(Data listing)
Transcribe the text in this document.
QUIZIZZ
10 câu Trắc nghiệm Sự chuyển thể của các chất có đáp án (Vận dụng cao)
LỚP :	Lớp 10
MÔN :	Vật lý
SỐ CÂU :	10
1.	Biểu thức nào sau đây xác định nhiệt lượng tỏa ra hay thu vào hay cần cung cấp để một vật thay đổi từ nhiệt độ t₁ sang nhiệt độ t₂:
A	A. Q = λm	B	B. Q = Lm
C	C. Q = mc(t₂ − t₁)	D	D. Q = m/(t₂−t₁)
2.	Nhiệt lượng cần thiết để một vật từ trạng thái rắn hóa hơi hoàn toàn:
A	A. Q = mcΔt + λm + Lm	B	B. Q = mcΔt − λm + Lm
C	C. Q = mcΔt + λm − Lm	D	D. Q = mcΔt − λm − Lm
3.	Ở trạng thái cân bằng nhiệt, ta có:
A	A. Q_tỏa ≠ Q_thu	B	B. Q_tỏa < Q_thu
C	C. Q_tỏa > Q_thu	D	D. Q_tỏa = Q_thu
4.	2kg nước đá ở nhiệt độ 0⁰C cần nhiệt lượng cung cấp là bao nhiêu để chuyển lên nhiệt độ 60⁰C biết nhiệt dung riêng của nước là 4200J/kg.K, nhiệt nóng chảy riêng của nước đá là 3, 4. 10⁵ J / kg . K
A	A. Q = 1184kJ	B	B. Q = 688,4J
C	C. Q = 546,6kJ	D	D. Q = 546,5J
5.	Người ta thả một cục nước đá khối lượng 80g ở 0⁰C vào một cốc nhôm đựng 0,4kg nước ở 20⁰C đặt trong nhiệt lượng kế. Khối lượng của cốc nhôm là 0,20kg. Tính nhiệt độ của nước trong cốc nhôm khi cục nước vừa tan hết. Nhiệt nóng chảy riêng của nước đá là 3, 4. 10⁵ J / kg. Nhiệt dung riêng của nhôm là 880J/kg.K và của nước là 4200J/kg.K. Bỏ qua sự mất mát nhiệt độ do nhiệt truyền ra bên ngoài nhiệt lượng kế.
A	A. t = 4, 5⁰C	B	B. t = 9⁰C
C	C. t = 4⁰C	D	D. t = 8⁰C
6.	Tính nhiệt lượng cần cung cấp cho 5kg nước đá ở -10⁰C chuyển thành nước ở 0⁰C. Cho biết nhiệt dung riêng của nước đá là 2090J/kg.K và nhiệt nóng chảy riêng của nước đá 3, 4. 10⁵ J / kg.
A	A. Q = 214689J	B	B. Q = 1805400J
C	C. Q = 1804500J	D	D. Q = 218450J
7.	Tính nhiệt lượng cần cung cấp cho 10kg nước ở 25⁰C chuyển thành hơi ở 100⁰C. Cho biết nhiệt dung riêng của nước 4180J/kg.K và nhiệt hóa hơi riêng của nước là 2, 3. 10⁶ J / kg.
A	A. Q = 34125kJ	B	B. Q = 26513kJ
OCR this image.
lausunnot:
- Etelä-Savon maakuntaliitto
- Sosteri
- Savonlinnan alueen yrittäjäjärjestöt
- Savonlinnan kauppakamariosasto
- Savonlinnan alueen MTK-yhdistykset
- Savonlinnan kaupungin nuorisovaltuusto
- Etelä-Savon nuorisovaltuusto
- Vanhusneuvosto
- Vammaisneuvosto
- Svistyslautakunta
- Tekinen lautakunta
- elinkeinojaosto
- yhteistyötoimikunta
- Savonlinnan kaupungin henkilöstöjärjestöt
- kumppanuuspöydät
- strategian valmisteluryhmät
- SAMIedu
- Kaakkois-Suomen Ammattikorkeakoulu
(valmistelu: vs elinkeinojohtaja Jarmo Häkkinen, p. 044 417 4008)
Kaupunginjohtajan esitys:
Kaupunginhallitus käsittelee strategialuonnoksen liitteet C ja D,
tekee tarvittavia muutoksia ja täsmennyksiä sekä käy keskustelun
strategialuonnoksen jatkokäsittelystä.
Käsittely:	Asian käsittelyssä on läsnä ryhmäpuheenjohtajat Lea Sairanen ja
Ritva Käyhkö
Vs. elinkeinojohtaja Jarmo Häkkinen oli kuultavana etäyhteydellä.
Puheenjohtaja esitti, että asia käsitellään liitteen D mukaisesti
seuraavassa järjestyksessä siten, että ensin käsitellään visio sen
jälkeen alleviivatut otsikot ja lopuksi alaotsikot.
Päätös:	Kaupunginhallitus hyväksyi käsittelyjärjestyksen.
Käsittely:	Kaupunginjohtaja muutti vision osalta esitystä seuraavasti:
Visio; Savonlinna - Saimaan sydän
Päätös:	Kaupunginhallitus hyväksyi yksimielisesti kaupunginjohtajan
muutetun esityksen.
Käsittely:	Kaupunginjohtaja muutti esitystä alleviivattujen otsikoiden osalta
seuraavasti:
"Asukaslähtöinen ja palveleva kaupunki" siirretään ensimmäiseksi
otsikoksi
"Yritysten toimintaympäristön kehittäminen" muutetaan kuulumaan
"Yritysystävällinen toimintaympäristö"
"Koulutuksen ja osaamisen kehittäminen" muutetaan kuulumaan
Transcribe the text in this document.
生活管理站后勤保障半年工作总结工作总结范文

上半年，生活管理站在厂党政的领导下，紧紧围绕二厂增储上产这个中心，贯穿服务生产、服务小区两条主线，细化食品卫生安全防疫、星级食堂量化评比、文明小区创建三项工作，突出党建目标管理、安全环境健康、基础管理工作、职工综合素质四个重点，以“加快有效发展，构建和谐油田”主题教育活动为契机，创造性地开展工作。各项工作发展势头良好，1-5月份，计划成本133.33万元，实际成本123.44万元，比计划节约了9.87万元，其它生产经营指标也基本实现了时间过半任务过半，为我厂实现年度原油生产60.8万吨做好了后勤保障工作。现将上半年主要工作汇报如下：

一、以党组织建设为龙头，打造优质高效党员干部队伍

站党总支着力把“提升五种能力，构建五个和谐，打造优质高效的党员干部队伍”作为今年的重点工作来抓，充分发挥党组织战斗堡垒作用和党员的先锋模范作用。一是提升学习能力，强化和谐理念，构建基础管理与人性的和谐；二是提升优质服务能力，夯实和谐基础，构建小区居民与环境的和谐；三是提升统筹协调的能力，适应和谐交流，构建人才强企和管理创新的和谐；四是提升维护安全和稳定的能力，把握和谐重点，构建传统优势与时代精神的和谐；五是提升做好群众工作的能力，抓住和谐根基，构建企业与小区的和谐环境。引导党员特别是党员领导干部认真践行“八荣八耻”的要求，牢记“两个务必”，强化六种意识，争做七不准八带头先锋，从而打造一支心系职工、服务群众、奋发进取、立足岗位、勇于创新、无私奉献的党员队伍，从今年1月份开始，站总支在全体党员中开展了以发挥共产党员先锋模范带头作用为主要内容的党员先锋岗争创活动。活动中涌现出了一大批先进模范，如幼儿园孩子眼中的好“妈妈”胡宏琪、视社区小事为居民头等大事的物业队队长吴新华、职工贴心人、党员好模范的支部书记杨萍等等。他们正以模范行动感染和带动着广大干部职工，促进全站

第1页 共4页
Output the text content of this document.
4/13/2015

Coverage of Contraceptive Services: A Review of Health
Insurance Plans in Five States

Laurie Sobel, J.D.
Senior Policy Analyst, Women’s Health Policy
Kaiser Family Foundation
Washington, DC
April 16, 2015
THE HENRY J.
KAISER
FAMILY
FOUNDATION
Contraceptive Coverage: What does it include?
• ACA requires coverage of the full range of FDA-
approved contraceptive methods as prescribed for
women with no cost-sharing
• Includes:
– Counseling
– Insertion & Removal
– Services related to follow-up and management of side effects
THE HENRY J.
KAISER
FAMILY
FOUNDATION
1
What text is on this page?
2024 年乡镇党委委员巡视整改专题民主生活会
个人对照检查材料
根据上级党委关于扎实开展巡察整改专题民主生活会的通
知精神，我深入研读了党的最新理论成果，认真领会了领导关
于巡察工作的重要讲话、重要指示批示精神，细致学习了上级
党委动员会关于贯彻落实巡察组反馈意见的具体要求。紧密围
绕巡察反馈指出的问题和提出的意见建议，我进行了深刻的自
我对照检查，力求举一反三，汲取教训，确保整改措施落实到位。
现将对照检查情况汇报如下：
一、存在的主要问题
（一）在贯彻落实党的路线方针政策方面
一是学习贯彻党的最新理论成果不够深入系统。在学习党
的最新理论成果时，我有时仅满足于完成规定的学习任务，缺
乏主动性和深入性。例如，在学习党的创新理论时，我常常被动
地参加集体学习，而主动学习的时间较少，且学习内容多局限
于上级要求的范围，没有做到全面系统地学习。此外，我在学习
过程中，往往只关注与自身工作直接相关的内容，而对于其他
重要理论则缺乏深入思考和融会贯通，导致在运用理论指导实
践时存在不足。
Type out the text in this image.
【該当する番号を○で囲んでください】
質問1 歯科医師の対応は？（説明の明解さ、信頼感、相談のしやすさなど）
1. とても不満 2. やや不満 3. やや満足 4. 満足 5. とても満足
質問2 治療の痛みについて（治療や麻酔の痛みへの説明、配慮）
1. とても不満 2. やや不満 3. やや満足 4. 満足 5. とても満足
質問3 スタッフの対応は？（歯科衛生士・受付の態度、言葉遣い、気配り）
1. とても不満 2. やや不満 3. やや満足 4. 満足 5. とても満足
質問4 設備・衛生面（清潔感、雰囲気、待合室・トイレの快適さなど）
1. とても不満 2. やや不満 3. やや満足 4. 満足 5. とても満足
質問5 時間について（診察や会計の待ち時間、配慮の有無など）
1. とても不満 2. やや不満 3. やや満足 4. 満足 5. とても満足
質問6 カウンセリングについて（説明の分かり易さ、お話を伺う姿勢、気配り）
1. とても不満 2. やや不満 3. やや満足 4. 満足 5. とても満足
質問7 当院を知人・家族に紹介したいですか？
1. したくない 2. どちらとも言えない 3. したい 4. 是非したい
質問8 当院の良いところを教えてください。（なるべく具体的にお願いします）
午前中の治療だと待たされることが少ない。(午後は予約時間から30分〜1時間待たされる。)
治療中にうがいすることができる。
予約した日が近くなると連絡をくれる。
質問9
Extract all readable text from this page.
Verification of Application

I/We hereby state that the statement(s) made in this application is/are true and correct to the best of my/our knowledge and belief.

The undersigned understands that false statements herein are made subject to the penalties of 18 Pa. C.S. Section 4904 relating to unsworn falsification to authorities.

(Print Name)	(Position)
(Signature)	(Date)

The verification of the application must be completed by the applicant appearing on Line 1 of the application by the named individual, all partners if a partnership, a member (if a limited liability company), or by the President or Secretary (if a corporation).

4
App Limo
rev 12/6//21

_Exercise brief_
Pick out the lines that have the word "alueen". Copy them all.

_Exercise response_
- Savonlinnan alueen yrittäjäjärjestöt
- Savonlinnan alueen MTK-yhdistykset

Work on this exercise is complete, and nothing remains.